What you should do — Select every line below containing the word "Drinking".

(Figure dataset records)
───
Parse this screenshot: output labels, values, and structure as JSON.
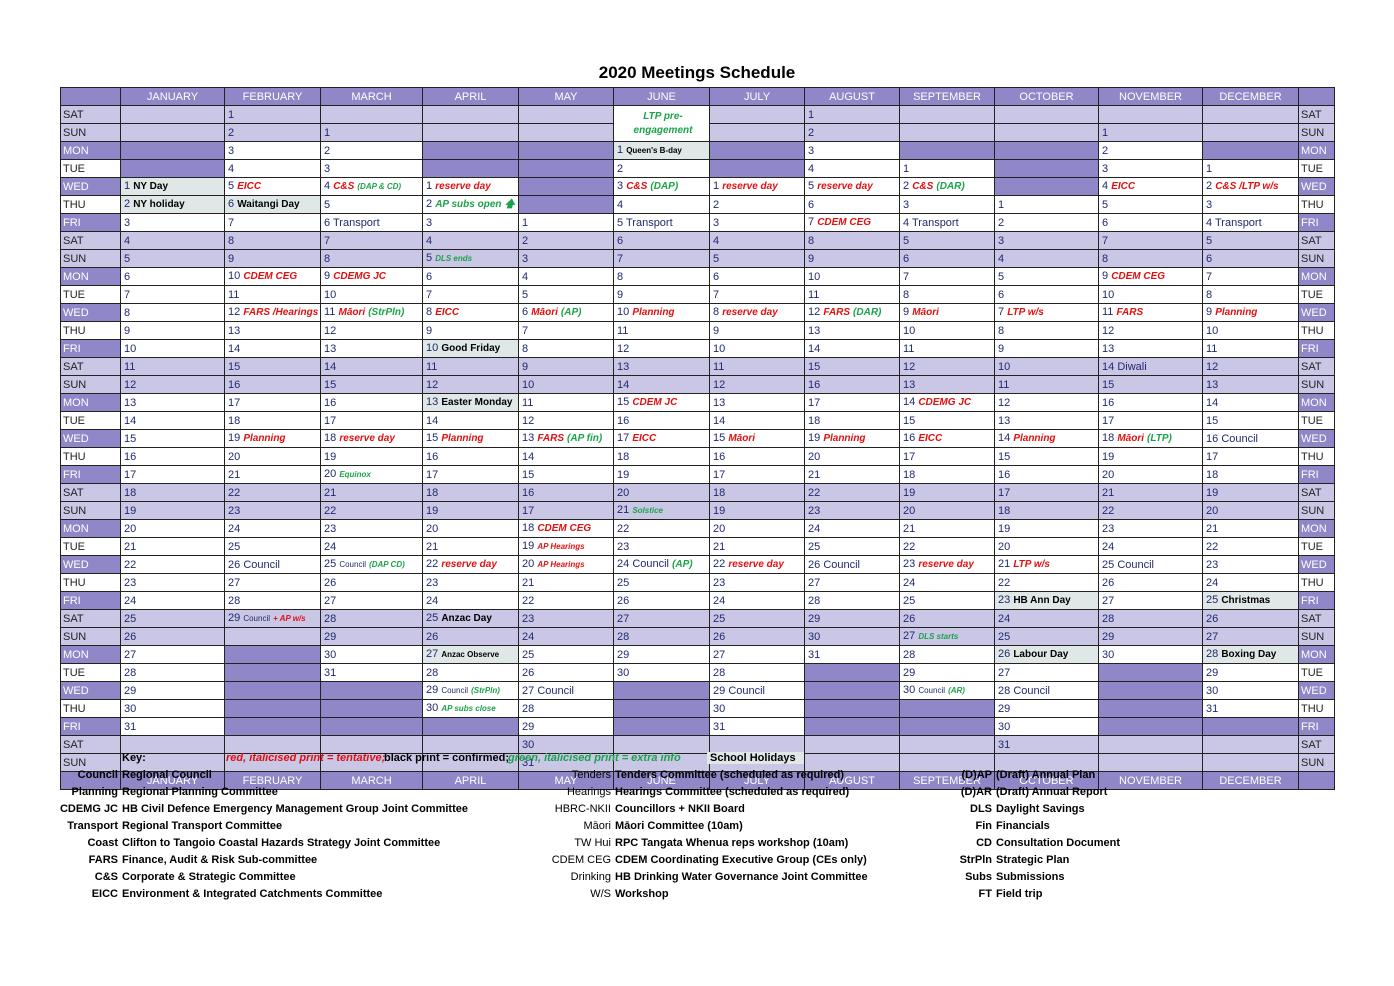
{
  "title": "2020 Meetings Schedule",
  "months": [
    "JANUARY",
    "FEBRUARY",
    "MARCH",
    "APRIL",
    "MAY",
    "JUNE",
    "JULY",
    "AUGUST",
    "SEPTEMBER",
    "OCTOBER",
    "NOVEMBER",
    "DECEMBER"
  ],
  "footer_months": [
    "JANUARY",
    "FEBRUARY",
    "MARCH",
    "APRIL",
    "MAY",
    "JUNE",
    "JULY",
    "AUGUST",
    "SEPTEMBER",
    "OCTOBER",
    "NOVEMBER",
    "DECEMBER"
  ],
  "weekdays": [
    "SAT",
    "SUN",
    "MON",
    "TUE",
    "WED",
    "THU",
    "FRI"
  ],
  "colors": {
    "header": "#8f87c8",
    "weekend": "#cac6e6",
    "highlight": "#dfe7e7",
    "tentative": "#e01010",
    "extra": "#1aa34a"
  },
  "month_start_offsets": [
    4,
    0,
    1,
    4,
    6,
    2,
    4,
    0,
    3,
    5,
    1,
    3
  ],
  "month_lengths": [
    31,
    29,
    31,
    30,
    31,
    30,
    31,
    31,
    30,
    31,
    30,
    31
  ],
  "entries": {
    "0-1": {
      "parts": [
        [
          "k",
          "NY Day"
        ]
      ],
      "hl": true
    },
    "0-2": {
      "parts": [
        [
          "k",
          "NY holiday"
        ]
      ],
      "hl": true
    },
    "1-5": {
      "parts": [
        [
          "r",
          "EICC"
        ]
      ]
    },
    "1-6": {
      "parts": [
        [
          "k",
          "Waitangi Day"
        ]
      ],
      "hl": true
    },
    "1-10": {
      "parts": [
        [
          "r",
          "CDEM CEG"
        ]
      ]
    },
    "1-12": {
      "parts": [
        [
          "r",
          "FARS /Hearings"
        ]
      ]
    },
    "1-19": {
      "parts": [
        [
          "r",
          "Planning"
        ]
      ]
    },
    "1-26": {
      "parts": [
        [
          "n",
          "Council"
        ]
      ]
    },
    "1-29": {
      "parts": [
        [
          "ns",
          "Council"
        ],
        [
          "rs",
          "+ AP w/s"
        ]
      ]
    },
    "2-4": {
      "parts": [
        [
          "r",
          "C&S"
        ],
        [
          "gs",
          "(DAP & CD)"
        ]
      ]
    },
    "2-6": {
      "parts": [
        [
          "n",
          "Transport"
        ]
      ]
    },
    "2-9": {
      "parts": [
        [
          "r",
          "CDEMG JC"
        ]
      ]
    },
    "2-11": {
      "parts": [
        [
          "r",
          "Māori"
        ],
        [
          "g",
          "(StrPln)"
        ]
      ]
    },
    "2-18": {
      "parts": [
        [
          "r",
          "reserve day"
        ]
      ]
    },
    "2-20": {
      "parts": [
        [
          "gs",
          "Equinox"
        ]
      ]
    },
    "2-25": {
      "parts": [
        [
          "ns",
          "Council"
        ],
        [
          "gs",
          "(DAP CD)"
        ]
      ]
    },
    "3-1": {
      "parts": [
        [
          "r",
          "reserve day"
        ]
      ]
    },
    "3-2": {
      "parts": [
        [
          "g",
          "AP subs open"
        ],
        [
          "g",
          "🡅"
        ]
      ]
    },
    "3-5": {
      "parts": [
        [
          "gs",
          "DLS ends"
        ]
      ]
    },
    "3-8": {
      "parts": [
        [
          "r",
          "EICC"
        ]
      ]
    },
    "3-10": {
      "parts": [
        [
          "k",
          "Good Friday"
        ]
      ],
      "hl": true
    },
    "3-13": {
      "parts": [
        [
          "k",
          "Easter Monday"
        ]
      ],
      "hl": true
    },
    "3-15": {
      "parts": [
        [
          "r",
          "Planning"
        ]
      ]
    },
    "3-22": {
      "parts": [
        [
          "r",
          "reserve day"
        ]
      ]
    },
    "3-25": {
      "parts": [
        [
          "k",
          "Anzac Day"
        ]
      ]
    },
    "3-27": {
      "parts": [
        [
          "ks",
          "Anzac Observe"
        ]
      ],
      "hl": true
    },
    "3-29": {
      "parts": [
        [
          "ns",
          "Council"
        ],
        [
          "gs",
          "(StrPln)"
        ]
      ]
    },
    "3-30": {
      "parts": [
        [
          "gs",
          "AP subs close"
        ]
      ]
    },
    "4-6": {
      "parts": [
        [
          "r",
          "Māori"
        ],
        [
          "g",
          "(AP)"
        ]
      ]
    },
    "4-13": {
      "parts": [
        [
          "r",
          "FARS"
        ],
        [
          "g",
          "(AP fin)"
        ]
      ]
    },
    "4-18": {
      "parts": [
        [
          "r",
          "CDEM CEG"
        ]
      ]
    },
    "4-19": {
      "parts": [
        [
          "rs",
          "AP Hearings"
        ]
      ]
    },
    "4-20": {
      "parts": [
        [
          "rs",
          "AP Hearings"
        ]
      ]
    },
    "4-27": {
      "parts": [
        [
          "n",
          "Council"
        ]
      ]
    },
    "5-0": {
      "parts": [
        [
          "g",
          "LTP pre-"
        ]
      ]
    },
    "5-0b": {
      "parts": [
        [
          "g",
          "engagement"
        ]
      ]
    },
    "5-1": {
      "parts": [
        [
          "ks",
          "Queen's B-day"
        ]
      ],
      "hl": true
    },
    "5-3": {
      "parts": [
        [
          "r",
          "C&S"
        ],
        [
          "g",
          "(DAP)"
        ]
      ]
    },
    "5-5": {
      "parts": [
        [
          "n",
          "Transport"
        ]
      ]
    },
    "5-10": {
      "parts": [
        [
          "r",
          "Planning"
        ]
      ]
    },
    "5-15": {
      "parts": [
        [
          "r",
          "CDEM JC"
        ]
      ]
    },
    "5-17": {
      "parts": [
        [
          "r",
          "EICC"
        ]
      ]
    },
    "5-21": {
      "parts": [
        [
          "gs",
          "Solstice"
        ]
      ]
    },
    "5-24": {
      "parts": [
        [
          "n",
          "Council"
        ],
        [
          "g",
          "(AP)"
        ]
      ]
    },
    "6-1": {
      "parts": [
        [
          "r",
          "reserve day"
        ]
      ]
    },
    "6-8": {
      "parts": [
        [
          "r",
          "reserve day"
        ]
      ]
    },
    "6-15": {
      "parts": [
        [
          "r",
          "Māori"
        ]
      ]
    },
    "6-22": {
      "parts": [
        [
          "r",
          "reserve day"
        ]
      ]
    },
    "6-29": {
      "parts": [
        [
          "n",
          "Council"
        ]
      ]
    },
    "7-5": {
      "parts": [
        [
          "r",
          "reserve day"
        ]
      ]
    },
    "7-7": {
      "parts": [
        [
          "r",
          "CDEM CEG"
        ]
      ]
    },
    "7-12": {
      "parts": [
        [
          "r",
          "FARS"
        ],
        [
          "g",
          "(DAR)"
        ]
      ]
    },
    "7-19": {
      "parts": [
        [
          "r",
          "Planning"
        ]
      ]
    },
    "7-26": {
      "parts": [
        [
          "n",
          "Council"
        ]
      ]
    },
    "8-2": {
      "parts": [
        [
          "r",
          "C&S"
        ],
        [
          "g",
          "(DAR)"
        ]
      ]
    },
    "8-4": {
      "parts": [
        [
          "n",
          "Transport"
        ]
      ]
    },
    "8-9": {
      "parts": [
        [
          "r",
          "Māori"
        ]
      ]
    },
    "8-14": {
      "parts": [
        [
          "r",
          "CDEMG JC"
        ]
      ]
    },
    "8-16": {
      "parts": [
        [
          "r",
          "EICC"
        ]
      ]
    },
    "8-23": {
      "parts": [
        [
          "r",
          "reserve day"
        ]
      ]
    },
    "8-27": {
      "parts": [
        [
          "gs",
          "DLS starts"
        ]
      ]
    },
    "8-30": {
      "parts": [
        [
          "ns",
          "Council"
        ],
        [
          "gs",
          "(AR)"
        ]
      ]
    },
    "9-7": {
      "parts": [
        [
          "r",
          "LTP w/s"
        ]
      ]
    },
    "9-14": {
      "parts": [
        [
          "r",
          "Planning"
        ]
      ]
    },
    "9-21": {
      "parts": [
        [
          "r",
          "LTP w/s"
        ]
      ]
    },
    "9-23": {
      "parts": [
        [
          "k",
          "HB Ann Day"
        ]
      ],
      "hl": true
    },
    "9-26": {
      "parts": [
        [
          "k",
          "Labour Day"
        ]
      ],
      "hl": true
    },
    "9-28": {
      "parts": [
        [
          "n",
          "Council"
        ]
      ]
    },
    "10-4": {
      "parts": [
        [
          "r",
          "EICC"
        ]
      ]
    },
    "10-9": {
      "parts": [
        [
          "r",
          "CDEM CEG"
        ]
      ]
    },
    "10-11": {
      "parts": [
        [
          "r",
          "FARS"
        ]
      ]
    },
    "10-14": {
      "parts": [
        [
          "n",
          "Diwali"
        ]
      ]
    },
    "10-18": {
      "parts": [
        [
          "r",
          "Māori"
        ],
        [
          "g",
          "(LTP)"
        ]
      ]
    },
    "10-25": {
      "parts": [
        [
          "n",
          "Council"
        ]
      ]
    },
    "11-2": {
      "parts": [
        [
          "r",
          "C&S /LTP w/s"
        ]
      ]
    },
    "11-4": {
      "parts": [
        [
          "n",
          "Transport"
        ]
      ]
    },
    "11-9": {
      "parts": [
        [
          "r",
          "Planning"
        ]
      ]
    },
    "11-16": {
      "parts": [
        [
          "n",
          "Council"
        ]
      ]
    },
    "11-25": {
      "parts": [
        [
          "k",
          "Christmas"
        ]
      ],
      "hl": true
    },
    "11-28": {
      "parts": [
        [
          "k",
          "Boxing Day"
        ]
      ],
      "hl": true
    }
  },
  "key": {
    "label": "Key:",
    "tentative": "red, italicised print = tentative;",
    "confirmed": "black print = confirmed;",
    "extra": "green, italicised print = extra info",
    "school": "School Holidays",
    "col1": [
      [
        "Council",
        "Regional Council"
      ],
      [
        "Planning",
        "Regional Planning Committee"
      ],
      [
        "CDEMG JC",
        "HB Civil Defence Emergency Management Group Joint Committee"
      ],
      [
        "Transport",
        "Regional Transport Committee"
      ],
      [
        "Coast",
        "Clifton to Tangoio Coastal Hazards Strategy Joint Committee"
      ],
      [
        "FARS",
        "Finance, Audit & Risk Sub-committee"
      ],
      [
        "C&S",
        "Corporate & Strategic Committee"
      ],
      [
        "EICC",
        "Environment & Integrated Catchments Committee"
      ]
    ],
    "col2": [
      [
        "Tenders",
        "Tenders Committee (scheduled as required)"
      ],
      [
        "Hearings",
        "Hearings Committee (scheduled as required)"
      ],
      [
        "HBRC-NKII",
        "Councillors + NKII Board"
      ],
      [
        "Māori",
        "Māori Committee (10am)"
      ],
      [
        "TW Hui",
        "RPC Tangata Whenua reps workshop (10am)"
      ],
      [
        "CDEM CEG",
        "CDEM Coordinating Executive Group (CEs only)"
      ],
      [
        "Drinking",
        "HB Drinking Water Governance Joint Committee"
      ],
      [
        "W/S",
        "Workshop"
      ]
    ],
    "col3": [
      [
        "(D)AP",
        "(Draft) Annual Plan"
      ],
      [
        "(D)AR",
        "(Draft) Annual Report"
      ],
      [
        "DLS",
        "Daylight Savings"
      ],
      [
        "Fin",
        "Financials"
      ],
      [
        "CD",
        "Consultation Document"
      ],
      [
        "StrPln",
        "Strategic Plan"
      ],
      [
        "Subs",
        "Submissions"
      ],
      [
        "FT",
        "Field trip"
      ]
    ]
  }
}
───
Solution —
        "Drinking",
        "HB Drinking Water Governance Joint Committee"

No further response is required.